**INFORMATION GIVEN**
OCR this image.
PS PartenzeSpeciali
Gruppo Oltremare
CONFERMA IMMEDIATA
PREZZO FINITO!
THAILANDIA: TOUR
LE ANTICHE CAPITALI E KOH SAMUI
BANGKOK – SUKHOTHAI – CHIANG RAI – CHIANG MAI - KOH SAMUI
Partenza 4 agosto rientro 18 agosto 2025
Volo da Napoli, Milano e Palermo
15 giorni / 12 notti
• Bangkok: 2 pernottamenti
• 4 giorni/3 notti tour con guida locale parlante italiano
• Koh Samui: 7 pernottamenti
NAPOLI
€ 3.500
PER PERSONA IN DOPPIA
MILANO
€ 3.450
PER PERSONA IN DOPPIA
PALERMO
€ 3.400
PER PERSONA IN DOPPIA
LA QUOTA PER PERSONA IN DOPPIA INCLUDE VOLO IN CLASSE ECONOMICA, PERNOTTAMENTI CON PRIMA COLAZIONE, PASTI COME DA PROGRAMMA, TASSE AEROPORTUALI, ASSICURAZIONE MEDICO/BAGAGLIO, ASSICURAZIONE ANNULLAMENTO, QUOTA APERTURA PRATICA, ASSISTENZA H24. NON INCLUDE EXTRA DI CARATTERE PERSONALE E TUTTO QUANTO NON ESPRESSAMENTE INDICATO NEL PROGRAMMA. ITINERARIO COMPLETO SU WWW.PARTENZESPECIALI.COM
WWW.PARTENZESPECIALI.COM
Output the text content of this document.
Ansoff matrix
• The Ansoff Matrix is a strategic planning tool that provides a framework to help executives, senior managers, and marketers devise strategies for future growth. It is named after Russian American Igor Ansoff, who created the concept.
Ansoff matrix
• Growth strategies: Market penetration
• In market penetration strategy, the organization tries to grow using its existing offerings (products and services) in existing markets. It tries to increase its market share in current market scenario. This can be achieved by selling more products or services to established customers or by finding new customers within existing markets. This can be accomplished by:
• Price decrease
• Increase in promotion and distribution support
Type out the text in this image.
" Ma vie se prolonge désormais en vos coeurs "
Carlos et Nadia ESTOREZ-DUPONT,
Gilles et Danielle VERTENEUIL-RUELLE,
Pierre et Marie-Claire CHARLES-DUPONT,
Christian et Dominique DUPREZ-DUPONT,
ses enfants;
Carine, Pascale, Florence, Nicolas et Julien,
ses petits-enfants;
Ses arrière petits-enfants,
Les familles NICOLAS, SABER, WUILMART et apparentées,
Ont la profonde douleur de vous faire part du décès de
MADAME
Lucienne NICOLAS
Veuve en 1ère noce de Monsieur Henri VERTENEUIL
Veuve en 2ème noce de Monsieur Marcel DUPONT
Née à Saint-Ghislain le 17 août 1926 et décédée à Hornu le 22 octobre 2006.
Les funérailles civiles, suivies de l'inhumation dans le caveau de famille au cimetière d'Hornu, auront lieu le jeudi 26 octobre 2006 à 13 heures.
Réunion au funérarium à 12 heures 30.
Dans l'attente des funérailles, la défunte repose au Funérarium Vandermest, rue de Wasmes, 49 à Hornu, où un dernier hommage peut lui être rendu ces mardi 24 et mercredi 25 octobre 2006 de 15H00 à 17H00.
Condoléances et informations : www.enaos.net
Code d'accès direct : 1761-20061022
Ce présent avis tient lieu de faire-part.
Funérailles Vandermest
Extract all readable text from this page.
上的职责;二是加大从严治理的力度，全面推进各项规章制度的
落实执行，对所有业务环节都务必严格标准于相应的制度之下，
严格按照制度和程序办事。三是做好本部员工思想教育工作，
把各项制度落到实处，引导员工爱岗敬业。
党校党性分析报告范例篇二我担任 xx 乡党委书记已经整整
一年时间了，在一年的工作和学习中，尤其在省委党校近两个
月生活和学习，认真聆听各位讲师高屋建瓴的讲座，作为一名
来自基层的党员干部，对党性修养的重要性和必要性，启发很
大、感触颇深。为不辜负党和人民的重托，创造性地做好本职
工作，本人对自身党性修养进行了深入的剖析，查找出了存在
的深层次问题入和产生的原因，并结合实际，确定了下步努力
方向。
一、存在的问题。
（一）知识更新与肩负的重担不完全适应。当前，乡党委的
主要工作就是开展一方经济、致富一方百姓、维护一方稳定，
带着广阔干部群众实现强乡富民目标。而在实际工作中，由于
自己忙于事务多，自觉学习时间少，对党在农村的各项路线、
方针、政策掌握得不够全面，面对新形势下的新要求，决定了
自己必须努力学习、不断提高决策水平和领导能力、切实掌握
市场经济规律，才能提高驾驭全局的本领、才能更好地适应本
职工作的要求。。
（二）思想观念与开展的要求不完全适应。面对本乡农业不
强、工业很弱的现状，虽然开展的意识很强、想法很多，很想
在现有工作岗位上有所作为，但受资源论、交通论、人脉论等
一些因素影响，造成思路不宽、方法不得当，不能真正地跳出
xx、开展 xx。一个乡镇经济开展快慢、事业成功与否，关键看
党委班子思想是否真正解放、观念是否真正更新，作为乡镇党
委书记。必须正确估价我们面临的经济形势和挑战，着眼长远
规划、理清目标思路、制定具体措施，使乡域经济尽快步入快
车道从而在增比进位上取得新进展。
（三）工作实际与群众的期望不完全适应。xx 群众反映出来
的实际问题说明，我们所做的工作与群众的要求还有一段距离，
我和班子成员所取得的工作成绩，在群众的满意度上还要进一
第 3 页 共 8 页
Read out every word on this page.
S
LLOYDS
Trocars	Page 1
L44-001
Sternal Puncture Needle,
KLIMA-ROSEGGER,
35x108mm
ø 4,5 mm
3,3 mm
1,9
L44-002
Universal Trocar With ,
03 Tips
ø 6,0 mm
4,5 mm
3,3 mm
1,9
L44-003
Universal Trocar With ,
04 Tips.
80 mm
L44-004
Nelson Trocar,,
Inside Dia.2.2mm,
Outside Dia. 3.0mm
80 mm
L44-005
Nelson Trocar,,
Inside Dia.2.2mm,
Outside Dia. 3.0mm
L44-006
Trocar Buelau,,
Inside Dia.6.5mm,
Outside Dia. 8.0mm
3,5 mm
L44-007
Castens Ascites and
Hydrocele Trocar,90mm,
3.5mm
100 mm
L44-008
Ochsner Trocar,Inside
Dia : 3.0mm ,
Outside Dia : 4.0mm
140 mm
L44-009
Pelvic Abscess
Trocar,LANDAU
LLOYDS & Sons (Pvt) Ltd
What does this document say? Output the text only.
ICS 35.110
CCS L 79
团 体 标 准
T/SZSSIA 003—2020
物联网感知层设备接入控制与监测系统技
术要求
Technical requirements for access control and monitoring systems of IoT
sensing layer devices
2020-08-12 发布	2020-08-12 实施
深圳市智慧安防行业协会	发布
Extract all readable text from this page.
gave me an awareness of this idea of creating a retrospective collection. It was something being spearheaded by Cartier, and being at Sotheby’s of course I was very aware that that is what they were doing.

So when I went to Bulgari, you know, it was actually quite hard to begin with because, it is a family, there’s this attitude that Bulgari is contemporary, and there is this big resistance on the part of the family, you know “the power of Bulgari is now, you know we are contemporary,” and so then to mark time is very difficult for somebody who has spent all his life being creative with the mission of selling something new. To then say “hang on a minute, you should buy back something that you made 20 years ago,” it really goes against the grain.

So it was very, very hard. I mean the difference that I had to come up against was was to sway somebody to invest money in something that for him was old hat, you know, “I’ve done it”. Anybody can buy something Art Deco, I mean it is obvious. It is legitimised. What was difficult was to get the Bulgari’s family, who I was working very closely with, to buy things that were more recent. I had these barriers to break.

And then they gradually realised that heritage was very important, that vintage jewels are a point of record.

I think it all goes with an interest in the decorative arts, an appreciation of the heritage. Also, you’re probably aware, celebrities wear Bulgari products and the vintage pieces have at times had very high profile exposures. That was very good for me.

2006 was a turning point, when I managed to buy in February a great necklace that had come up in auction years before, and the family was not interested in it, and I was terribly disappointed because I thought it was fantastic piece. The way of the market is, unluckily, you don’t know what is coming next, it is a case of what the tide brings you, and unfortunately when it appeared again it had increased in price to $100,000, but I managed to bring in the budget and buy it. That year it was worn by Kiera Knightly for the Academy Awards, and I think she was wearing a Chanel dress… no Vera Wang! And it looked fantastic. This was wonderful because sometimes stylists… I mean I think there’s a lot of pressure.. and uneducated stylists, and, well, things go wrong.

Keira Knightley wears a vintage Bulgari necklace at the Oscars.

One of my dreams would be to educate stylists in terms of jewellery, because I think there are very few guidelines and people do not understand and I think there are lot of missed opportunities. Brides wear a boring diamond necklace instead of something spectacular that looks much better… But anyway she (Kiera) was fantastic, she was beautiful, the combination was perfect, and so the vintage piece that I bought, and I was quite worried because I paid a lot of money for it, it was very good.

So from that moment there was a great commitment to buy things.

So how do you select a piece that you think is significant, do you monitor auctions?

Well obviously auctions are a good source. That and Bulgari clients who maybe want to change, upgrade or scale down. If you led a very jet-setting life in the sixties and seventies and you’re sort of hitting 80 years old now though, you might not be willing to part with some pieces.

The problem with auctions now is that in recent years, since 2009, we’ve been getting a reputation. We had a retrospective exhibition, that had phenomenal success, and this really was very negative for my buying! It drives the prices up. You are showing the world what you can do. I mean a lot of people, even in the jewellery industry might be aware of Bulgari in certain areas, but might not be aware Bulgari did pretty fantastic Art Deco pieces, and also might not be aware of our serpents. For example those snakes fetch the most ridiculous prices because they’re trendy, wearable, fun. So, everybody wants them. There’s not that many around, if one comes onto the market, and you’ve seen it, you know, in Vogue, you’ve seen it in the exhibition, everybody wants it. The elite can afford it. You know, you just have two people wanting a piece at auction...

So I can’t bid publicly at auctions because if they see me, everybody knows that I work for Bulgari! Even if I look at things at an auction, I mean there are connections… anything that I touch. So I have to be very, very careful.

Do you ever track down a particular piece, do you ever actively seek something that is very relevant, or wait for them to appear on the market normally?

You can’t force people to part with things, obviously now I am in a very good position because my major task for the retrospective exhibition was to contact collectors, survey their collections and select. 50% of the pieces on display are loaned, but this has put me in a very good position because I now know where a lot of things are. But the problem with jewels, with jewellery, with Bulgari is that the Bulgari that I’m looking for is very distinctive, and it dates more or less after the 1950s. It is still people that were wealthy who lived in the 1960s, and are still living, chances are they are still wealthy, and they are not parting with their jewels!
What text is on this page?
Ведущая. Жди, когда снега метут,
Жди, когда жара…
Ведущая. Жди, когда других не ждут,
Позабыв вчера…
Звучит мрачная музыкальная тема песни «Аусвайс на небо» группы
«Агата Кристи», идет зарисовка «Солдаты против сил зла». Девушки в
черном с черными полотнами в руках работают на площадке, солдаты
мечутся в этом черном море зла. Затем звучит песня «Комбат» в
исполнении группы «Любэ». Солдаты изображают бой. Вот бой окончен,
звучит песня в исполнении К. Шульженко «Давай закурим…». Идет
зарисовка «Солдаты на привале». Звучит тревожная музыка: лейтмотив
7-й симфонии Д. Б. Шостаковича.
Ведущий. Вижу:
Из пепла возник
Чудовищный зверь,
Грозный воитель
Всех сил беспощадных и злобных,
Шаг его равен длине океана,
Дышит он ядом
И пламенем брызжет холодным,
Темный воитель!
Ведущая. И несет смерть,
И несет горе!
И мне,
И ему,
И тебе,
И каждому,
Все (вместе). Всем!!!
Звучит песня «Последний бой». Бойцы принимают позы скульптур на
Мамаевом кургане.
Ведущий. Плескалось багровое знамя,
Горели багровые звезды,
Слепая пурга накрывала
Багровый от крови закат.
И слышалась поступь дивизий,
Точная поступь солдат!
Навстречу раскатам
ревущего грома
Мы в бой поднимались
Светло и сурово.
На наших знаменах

**EXERCISE INSTRUCTIONS**
Tally how many lines of the material contain the word "image". The answer must be the number and nothing else.

**TASK RESPONSE**
2